**Material for the task**.
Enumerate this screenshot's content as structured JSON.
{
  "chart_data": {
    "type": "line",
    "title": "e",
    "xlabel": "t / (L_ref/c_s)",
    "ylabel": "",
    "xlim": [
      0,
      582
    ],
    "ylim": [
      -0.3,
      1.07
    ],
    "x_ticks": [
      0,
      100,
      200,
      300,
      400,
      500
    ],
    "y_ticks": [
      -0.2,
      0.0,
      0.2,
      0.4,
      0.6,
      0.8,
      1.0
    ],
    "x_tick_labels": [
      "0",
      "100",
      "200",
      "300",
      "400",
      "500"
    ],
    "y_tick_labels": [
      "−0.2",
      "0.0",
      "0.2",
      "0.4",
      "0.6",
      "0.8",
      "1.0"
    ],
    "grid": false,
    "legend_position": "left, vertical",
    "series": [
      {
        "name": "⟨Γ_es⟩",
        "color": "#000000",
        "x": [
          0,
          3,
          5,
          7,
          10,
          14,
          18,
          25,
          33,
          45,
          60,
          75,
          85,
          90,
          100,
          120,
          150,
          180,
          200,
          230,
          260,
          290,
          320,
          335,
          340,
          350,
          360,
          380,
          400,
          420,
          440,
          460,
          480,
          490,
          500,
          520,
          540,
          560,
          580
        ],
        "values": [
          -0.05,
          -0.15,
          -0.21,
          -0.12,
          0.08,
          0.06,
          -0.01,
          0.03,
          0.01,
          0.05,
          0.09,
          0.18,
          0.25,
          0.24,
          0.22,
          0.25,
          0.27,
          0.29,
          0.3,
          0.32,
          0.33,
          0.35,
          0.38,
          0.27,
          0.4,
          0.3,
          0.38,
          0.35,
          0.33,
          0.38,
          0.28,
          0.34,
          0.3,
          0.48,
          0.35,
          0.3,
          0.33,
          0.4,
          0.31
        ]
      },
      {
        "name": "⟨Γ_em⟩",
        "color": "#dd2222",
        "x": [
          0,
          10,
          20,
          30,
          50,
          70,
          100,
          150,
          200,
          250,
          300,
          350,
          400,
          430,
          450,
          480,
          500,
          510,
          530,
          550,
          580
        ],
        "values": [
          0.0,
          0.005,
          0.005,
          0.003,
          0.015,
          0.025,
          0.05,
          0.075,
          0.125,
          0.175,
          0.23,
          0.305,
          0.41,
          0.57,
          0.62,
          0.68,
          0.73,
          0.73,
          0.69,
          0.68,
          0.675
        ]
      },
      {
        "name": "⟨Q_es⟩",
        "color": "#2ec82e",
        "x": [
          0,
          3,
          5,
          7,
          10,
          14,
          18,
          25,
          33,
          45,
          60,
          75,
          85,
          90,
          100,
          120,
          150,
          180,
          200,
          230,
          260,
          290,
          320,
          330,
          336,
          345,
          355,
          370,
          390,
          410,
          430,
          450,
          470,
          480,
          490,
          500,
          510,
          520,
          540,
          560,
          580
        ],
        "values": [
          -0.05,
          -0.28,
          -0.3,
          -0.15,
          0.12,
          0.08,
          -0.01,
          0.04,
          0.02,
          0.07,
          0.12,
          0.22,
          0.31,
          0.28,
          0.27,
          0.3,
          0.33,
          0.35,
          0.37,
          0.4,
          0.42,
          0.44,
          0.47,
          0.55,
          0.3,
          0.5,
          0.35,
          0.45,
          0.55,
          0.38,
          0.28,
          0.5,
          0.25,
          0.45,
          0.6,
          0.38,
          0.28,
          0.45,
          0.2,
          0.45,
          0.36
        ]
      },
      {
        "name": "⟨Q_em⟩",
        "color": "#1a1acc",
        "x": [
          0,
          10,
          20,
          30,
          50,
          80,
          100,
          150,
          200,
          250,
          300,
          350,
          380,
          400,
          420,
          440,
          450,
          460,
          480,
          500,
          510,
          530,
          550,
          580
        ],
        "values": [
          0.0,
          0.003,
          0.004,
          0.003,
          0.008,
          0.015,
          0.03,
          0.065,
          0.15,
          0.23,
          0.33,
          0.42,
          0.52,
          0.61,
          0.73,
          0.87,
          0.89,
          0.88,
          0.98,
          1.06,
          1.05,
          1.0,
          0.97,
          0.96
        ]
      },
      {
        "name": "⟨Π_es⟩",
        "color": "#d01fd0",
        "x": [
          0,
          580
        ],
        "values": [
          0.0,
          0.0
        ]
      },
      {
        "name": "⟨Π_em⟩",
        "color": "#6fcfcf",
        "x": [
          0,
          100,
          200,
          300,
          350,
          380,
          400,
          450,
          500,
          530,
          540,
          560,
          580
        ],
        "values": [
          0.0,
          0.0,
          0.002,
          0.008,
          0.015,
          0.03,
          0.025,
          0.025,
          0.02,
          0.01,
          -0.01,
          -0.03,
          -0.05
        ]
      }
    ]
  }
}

**Task prompt**.
Track down every line holding the string "color" and copy it.

**Response below**.
        "color": "#000000",
        "color": "#dd2222",
        "color": "#2ec82e",
        "color": "#1a1acc",
        "color": "#d01fd0",
        "color": "#6fcfcf",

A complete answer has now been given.